## REQUIRED ACTION
Read through the lines below for the string "condition" and copy each one that has it.
START RECORDS SHOWN
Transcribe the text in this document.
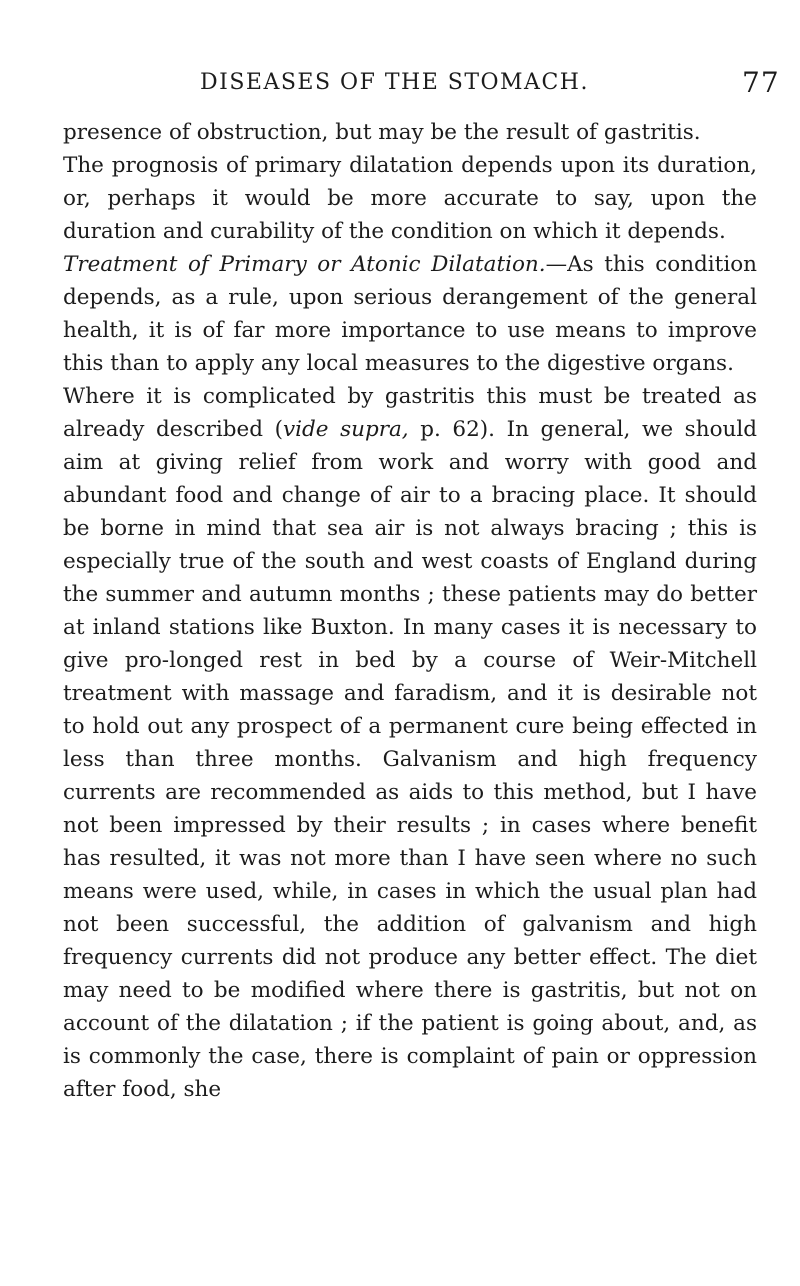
DISEASES OF THE STOMACH.	77

presence of obstruction, but may be the result of gastritis.

The prognosis of primary dilatation depends upon its duration, or, perhaps it would be more accurate to say, upon the duration and curability of the condition on which it depends.

Treatment of Primary or Atonic Dilatation.—As this condition depends, as a rule, upon serious derangement of the general health, it is of far more importance to use means to improve this than to apply any local measures to the digestive organs.

Where it is complicated by gastritis this must be treated as already described (vide supra, p. 62). In general, we should aim at giving relief from work and worry with good and abundant food and change of air to a bracing place. It should be borne in mind that sea air is not always bracing ; this is especially true of the south and west coasts of England during the summer and autumn months ; these patients may do better at inland stations like Buxton. In many cases it is necessary to give pro-longed rest in bed by a course of Weir-Mitchell treatment with massage and faradism, and it is desirable not to hold out any prospect of a permanent cure being effected in less than three months. Galvanism and high frequency currents are recommended as aids to this method, but I have not been impressed by their results ; in cases where benefit has resulted, it was not more than I have seen where no such means were used, while, in cases in which the usual plan had not been successful, the addition of galvanism and high frequency currents did not produce any better effect. The diet may need to be modified where there is gastritis, but not on account of the dilatation ; if the patient is going about, and, as is commonly the case, there is complaint of pain or oppression after food, she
END RECORDS SHOWN
## TASK SOLUTION
The prognosis of primary dilatation depends upon its duration, or, perhaps it would be more accurate to say, upon the duration and curability of the condition on which it depends.
Treatment of Primary or Atonic Dilatation.—As this condition depends, as a rule, upon serious derangement of the general health, it is of far more importance to use means to improve this than to apply any local measures to the digestive organs.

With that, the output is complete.